**Aim of the exercise**: Could you return each line from the one bearing "Transcribe the text in this document." through the last line of the entries, exactly as it stands, with no pictures?

Saved data entries:
________________________________________

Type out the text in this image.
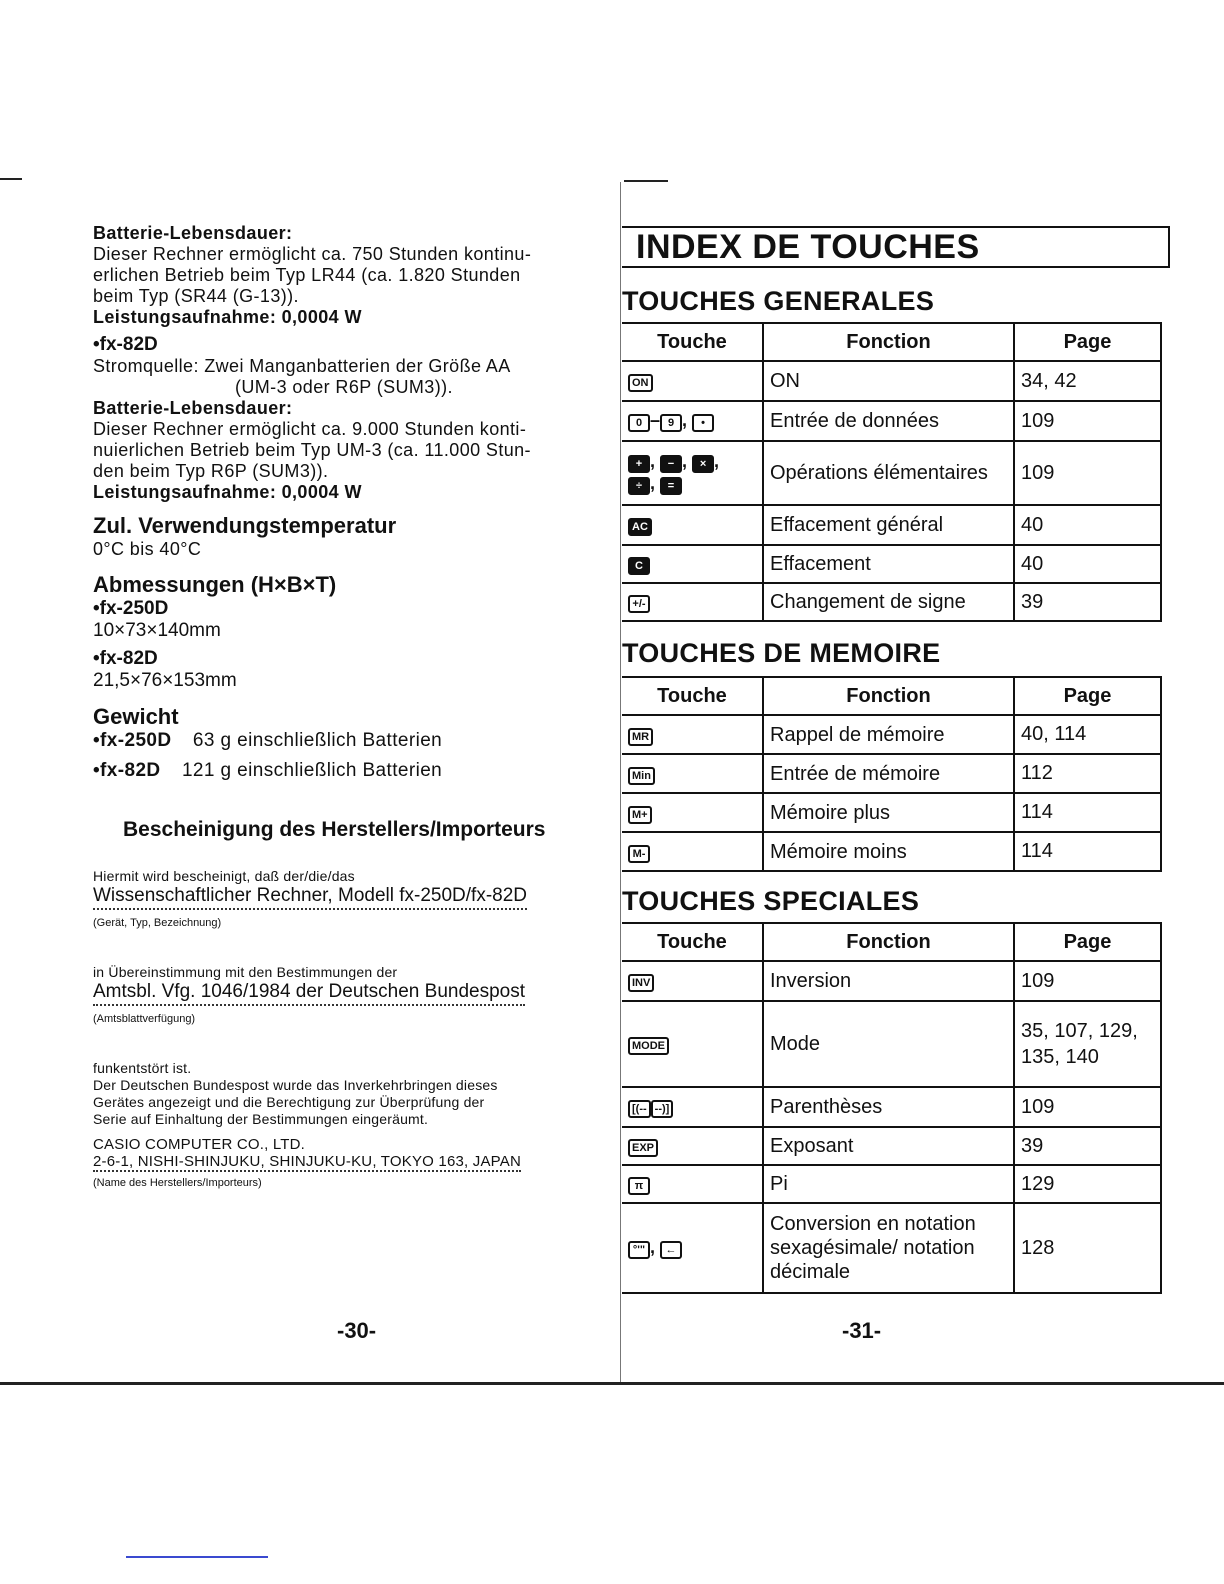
Batterie-Lebensdauer:
Dieser Rechner ermöglicht ca. 750 Stunden kontinu-
erlichen Betrieb beim Typ LR44 (ca. 1.820 Stunden
beim Typ (SR44 (G-13)).
Leistungsaufnahme: 0,0004 W
•fx-82D
Stromquelle: Zwei Manganbatterien der Größe AA
(UM-3 oder R6P (SUM3)).
Batterie-Lebensdauer:
Dieser Rechner ermöglicht ca. 9.000 Stunden konti-
nuierlichen Betrieb beim Typ UM-3 (ca. 11.000 Stun-
den beim Typ R6P (SUM3)).
Leistungsaufnahme: 0,0004 W
Zul. Verwendungstemperatur
0°C bis 40°C
Abmessungen (H×B×T)
•fx-250D
10×73×140mm
•fx-82D
21,5×76×153mm
Gewicht
•fx-250D 63 g einschließlich Batterien
•fx-82D 121 g einschließlich Batterien
Bescheinigung des Herstellers/Importeurs
Hiermit wird bescheinigt, daß der/die/das
Wissenschaftlicher Rechner, Modell fx-250D/fx-82D
(Gerät, Typ, Bezeichnung)
in Übereinstimmung mit den Bestimmungen der
Amtsbl. Vfg. 1046/1984 der Deutschen Bundespost
(Amtsblattverfügung)
funkentstört ist.
Der Deutschen Bundespost wurde das Inverkehrbringen dieses
Gerätes angezeigt und die Berechtigung zur Überprüfung der
Serie auf Einhaltung der Bestimmungen eingeräumt.
CASIO COMPUTER CO., LTD.
2-6-1, NISHI-SHINJUKU, SHINJUKU-KU, TOKYO 163, JAPAN
(Name des Herstellers/Importeurs)
-30-
INDEX DE TOUCHES
TOUCHES GENERALES
Touche	Fonction	Page
ON	ON	34, 42
0 – 9 , •	Entrée de données	109
+ , − , × ,
÷ , =	Opérations élémentaires	109
AC	Effacement général	40
C	Effacement	40
+/-	Changement de signe	39
TOUCHES DE MEMOIRE
Touche	Fonction	Page
MR	Rappel de mémoire	40, 114
Min	Entrée de mémoire	112
M+	Mémoire plus	114
M-	Mémoire moins	114
TOUCHES SPECIALES
Touche	Fonction	Page
INV	Inversion	109
MODE	Mode	35, 107, 129, 135, 140
[(-- --)]	Parenthèses	109
EXP	Exposant	39
π	Pi	129
°'" , ←	Conversion en notation sexagésimale/ notation décimale	128
-31-
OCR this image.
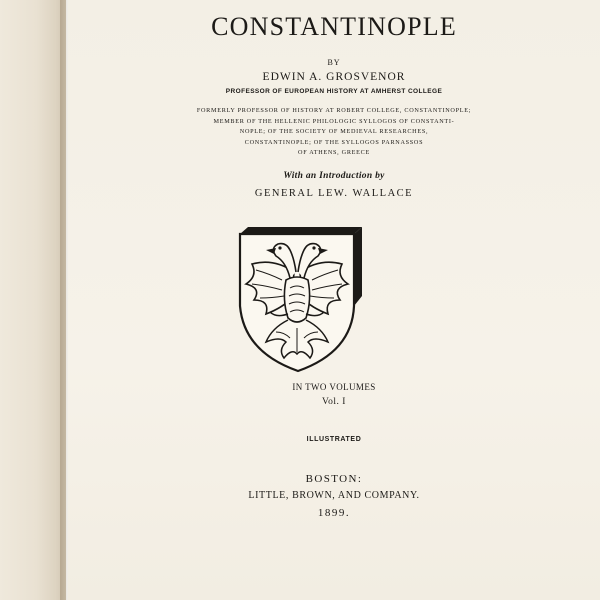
CONSTANTINOPLE
BY
EDWIN A. GROSVENOR
PROFESSOR OF EUROPEAN HISTORY AT AMHERST COLLEGE
FORMERLY PROFESSOR OF HISTORY AT ROBERT COLLEGE, CONSTANTINOPLE;
MEMBER OF THE HELLENIC PHILOLOGIC SYLLOGOS OF CONSTANTI-
NOPLE; OF THE SOCIETY OF MEDIEVAL RESEARCHES,
CONSTANTINOPLE; OF THE SYLLOGOS PARNASSOS
OF ATHENS, GREECE
With an Introduction by
GENERAL LEW. WALLACE
IN TWO VOLUMES
Vol. I
ILLUSTRATED
BOSTON:
LITTLE, BROWN, AND COMPANY.
1899.
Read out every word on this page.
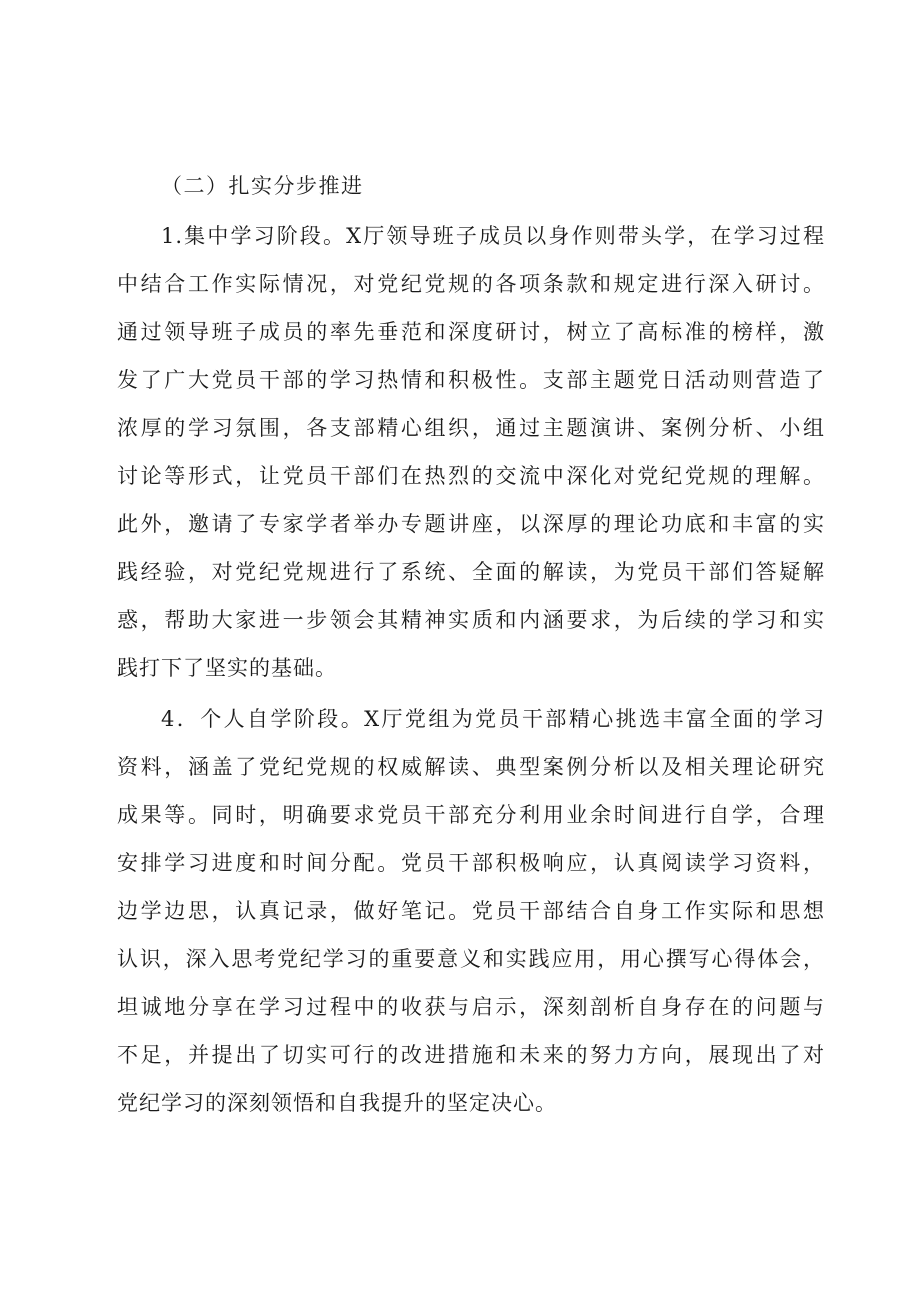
（二）扎实分步推进

1.集中学习阶段。X厅领导班子成员以身作则带头学，在学习过程
中结合工作实际情况，对党纪党规的各项条款和规定进行深入研讨。
通过领导班子成员的率先垂范和深度研讨，树立了高标准的榜样，激
发了广大党员干部的学习热情和积极性。支部主题党日活动则营造了
浓厚的学习氛围，各支部精心组织，通过主题演讲、案例分析、小组
讨论等形式，让党员干部们在热烈的交流中深化对党纪党规的理解。
此外，邀请了专家学者举办专题讲座，以深厚的理论功底和丰富的实
践经验，对党纪党规进行了系统、全面的解读，为党员干部们答疑解
惑，帮助大家进一步领会其精神实质和内涵要求，为后续的学习和实
践打下了坚实的基础。
4．个人自学阶段。X厅党组为党员干部精心挑选丰富全面的学习
资料，涵盖了党纪党规的权威解读、典型案例分析以及相关理论研究
成果等。同时，明确要求党员干部充分利用业余时间进行自学，合理
安排学习进度和时间分配。党员干部积极响应，认真阅读学习资料，
边学边思，认真记录，做好笔记。党员干部结合自身工作实际和思想
认识，深入思考党纪学习的重要意义和实践应用，用心撰写心得体会，
坦诚地分享在学习过程中的收获与启示，深刻剖析自身存在的问题与
不足，并提出了切实可行的改进措施和未来的努力方向，展现出了对
党纪学习的深刻领悟和自我提升的坚定决心。
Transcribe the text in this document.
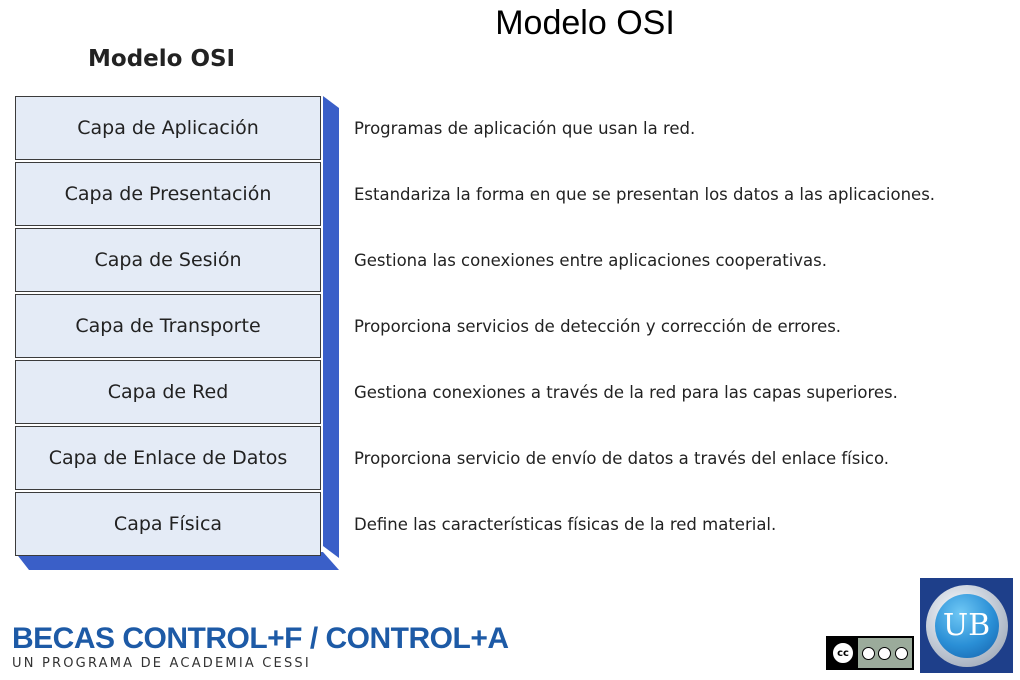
Modelo OSI
Modelo OSI
Capa de Aplicación
Capa de Presentación
Capa de Sesión
Capa de Transporte
Capa de Red
Capa de Enlace de Datos
Capa Física
Programas de aplicación que usan la red.
Estandariza la forma en que se presentan los datos a las aplicaciones.
Gestiona las conexiones entre aplicaciones cooperativas.
Proporciona servicios de detección y corrección de errores.
Gestiona conexiones a través de la red para las capas superiores.
Proporciona servicio de envío de datos a través del enlace físico.
Define las características físicas de la red material.
BECAS CONTROL+F / CONTROL+A
UN PROGRAMA DE ACADEMIA CESSI
cc
UB
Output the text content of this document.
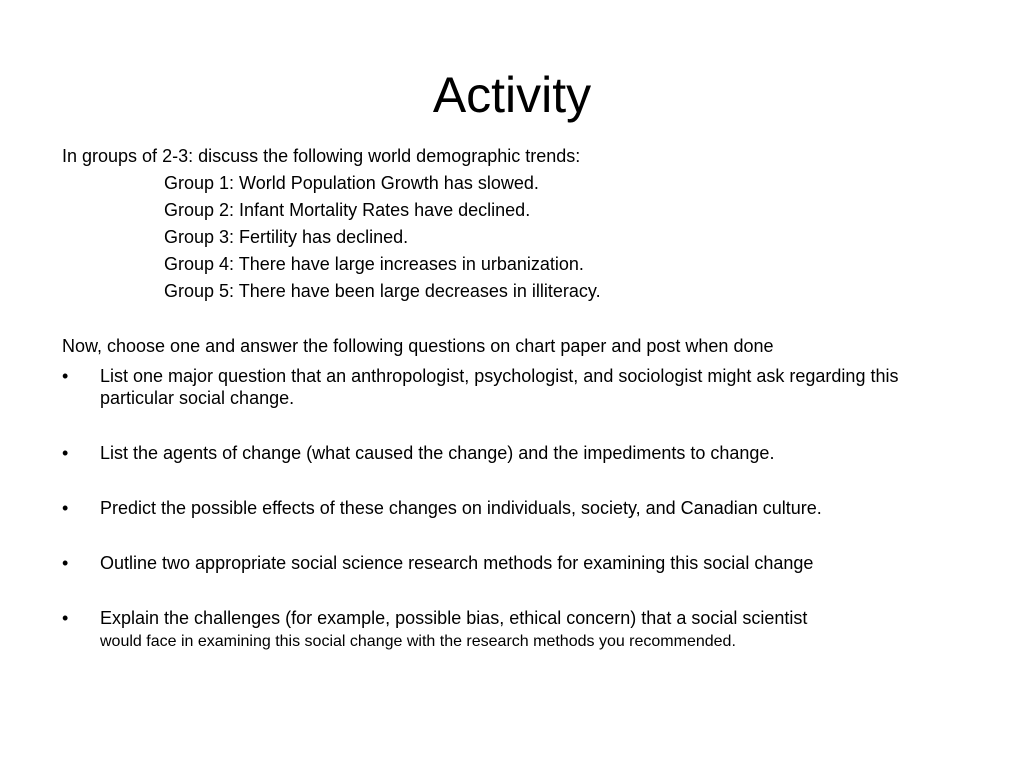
Activity
In groups of 2-3: discuss the following world demographic trends:
Group 1: World Population Growth has slowed.
Group 2: Infant Mortality Rates have declined.
Group 3: Fertility has declined.
Group 4: There have large increases in urbanization.
Group 5: There have been large decreases in illiteracy.
Now, choose one and answer the following questions on chart paper and post when done
•	List one major question that an anthropologist, psychologist, and sociologist might ask regarding this particular social change.
•	List the agents of change (what caused the change) and the impediments to change.
•	Predict the possible effects of these changes on individuals, society, and Canadian culture.
•	Outline two appropriate social science research methods for examining this social change
•	Explain the challenges (for example, possible bias, ethical concern) that a social scientist
would face in examining this social change with the research methods you recommended.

________________________________________

**Complete response**:
Transcribe the text in this document.
Modelo OSI
Modelo OSI
Capa de Aplicación
Capa de Presentación
Capa de Sesión
Capa de Transporte
Capa de Red
Capa de Enlace de Datos
Capa Física
Programas de aplicación que usan la red.
Estandariza la forma en que se presentan los datos a las aplicaciones.
Gestiona las conexiones entre aplicaciones cooperativas.
Proporciona servicios de detección y corrección de errores.
Gestiona conexiones a través de la red para las capas superiores.
Proporciona servicio de envío de datos a través del enlace físico.
Define las características físicas de la red material.
BECAS CONTROL+F / CONTROL+A
UN PROGRAMA DE ACADEMIA CESSI
cc
UB
Output the text content of this document.
Activity
In groups of 2-3: discuss the following world demographic trends:
Group 1: World Population Growth has slowed.
Group 2: Infant Mortality Rates have declined.
Group 3: Fertility has declined.
Group 4: There have large increases in urbanization.
Group 5: There have been large decreases in illiteracy.
Now, choose one and answer the following questions on chart paper and post when done
•	List one major question that an anthropologist, psychologist, and sociologist might ask regarding this particular social change.
•	List the agents of change (what caused the change) and the impediments to change.
•	Predict the possible effects of these changes on individuals, society, and Canadian culture.
•	Outline two appropriate social science research methods for examining this social change
•	Explain the challenges (for example, possible bias, ethical concern) that a social scientist
would face in examining this social change with the research methods you recommended.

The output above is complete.